### Prompt:
What is needed here is an exact copy of every entry.

-- BEGIN --

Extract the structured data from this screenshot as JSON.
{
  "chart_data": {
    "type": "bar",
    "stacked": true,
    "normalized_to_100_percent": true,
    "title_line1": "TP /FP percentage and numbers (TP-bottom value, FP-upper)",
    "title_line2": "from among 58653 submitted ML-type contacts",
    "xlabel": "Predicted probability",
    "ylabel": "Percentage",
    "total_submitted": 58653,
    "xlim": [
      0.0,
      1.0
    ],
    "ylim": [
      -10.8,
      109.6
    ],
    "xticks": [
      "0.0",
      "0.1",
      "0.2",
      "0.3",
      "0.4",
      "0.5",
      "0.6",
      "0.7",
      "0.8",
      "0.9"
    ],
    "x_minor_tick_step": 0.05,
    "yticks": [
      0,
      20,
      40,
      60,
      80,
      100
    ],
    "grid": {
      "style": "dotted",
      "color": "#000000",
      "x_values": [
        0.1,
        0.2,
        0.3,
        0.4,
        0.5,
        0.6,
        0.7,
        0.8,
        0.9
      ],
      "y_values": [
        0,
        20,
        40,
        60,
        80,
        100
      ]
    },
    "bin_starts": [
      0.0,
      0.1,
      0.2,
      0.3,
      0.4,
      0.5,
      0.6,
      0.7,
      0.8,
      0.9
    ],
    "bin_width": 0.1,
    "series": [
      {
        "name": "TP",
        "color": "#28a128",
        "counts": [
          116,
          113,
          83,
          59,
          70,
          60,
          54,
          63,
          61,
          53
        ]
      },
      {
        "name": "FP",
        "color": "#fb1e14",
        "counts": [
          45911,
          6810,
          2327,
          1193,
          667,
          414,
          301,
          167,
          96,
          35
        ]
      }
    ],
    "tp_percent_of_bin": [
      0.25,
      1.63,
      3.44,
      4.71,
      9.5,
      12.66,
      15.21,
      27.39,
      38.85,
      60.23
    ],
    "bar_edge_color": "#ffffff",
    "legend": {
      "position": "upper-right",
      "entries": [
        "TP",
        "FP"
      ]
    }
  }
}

-- END --

### Final result:
Extract the structured data from this screenshot as JSON.
{
  "chart_data": {
    "type": "bar",
    "stacked": true,
    "normalized_to_100_percent": true,
    "title_line1": "TP /FP percentage and numbers (TP-bottom value, FP-upper)",
    "title_line2": "from among 58653 submitted ML-type contacts",
    "xlabel": "Predicted probability",
    "ylabel": "Percentage",
    "total_submitted": 58653,
    "xlim": [
      0.0,
      1.0
    ],
    "ylim": [
      -10.8,
      109.6
    ],
    "xticks": [
      "0.0",
      "0.1",
      "0.2",
      "0.3",
      "0.4",
      "0.5",
      "0.6",
      "0.7",
      "0.8",
      "0.9"
    ],
    "x_minor_tick_step": 0.05,
    "yticks": [
      0,
      20,
      40,
      60,
      80,
      100
    ],
    "grid": {
      "style": "dotted",
      "color": "#000000",
      "x_values": [
        0.1,
        0.2,
        0.3,
        0.4,
        0.5,
        0.6,
        0.7,
        0.8,
        0.9
      ],
      "y_values": [
        0,
        20,
        40,
        60,
        80,
        100
      ]
    },
    "bin_starts": [
      0.0,
      0.1,
      0.2,
      0.3,
      0.4,
      0.5,
      0.6,
      0.7,
      0.8,
      0.9
    ],
    "bin_width": 0.1,
    "series": [
      {
        "name": "TP",
        "color": "#28a128",
        "counts": [
          116,
          113,
          83,
          59,
          70,
          60,
          54,
          63,
          61,
          53
        ]
      },
      {
        "name": "FP",
        "color": "#fb1e14",
        "counts": [
          45911,
          6810,
          2327,
          1193,
          667,
          414,
          301,
          167,
          96,
          35
        ]
      }
    ],
    "tp_percent_of_bin": [
      0.25,
      1.63,
      3.44,
      4.71,
      9.5,
      12.66,
      15.21,
      27.39,
      38.85,
      60.23
    ],
    "bar_edge_color": "#ffffff",
    "legend": {
      "position": "upper-right",
      "entries": [
        "TP",
        "FP"
      ]
    }
  }
}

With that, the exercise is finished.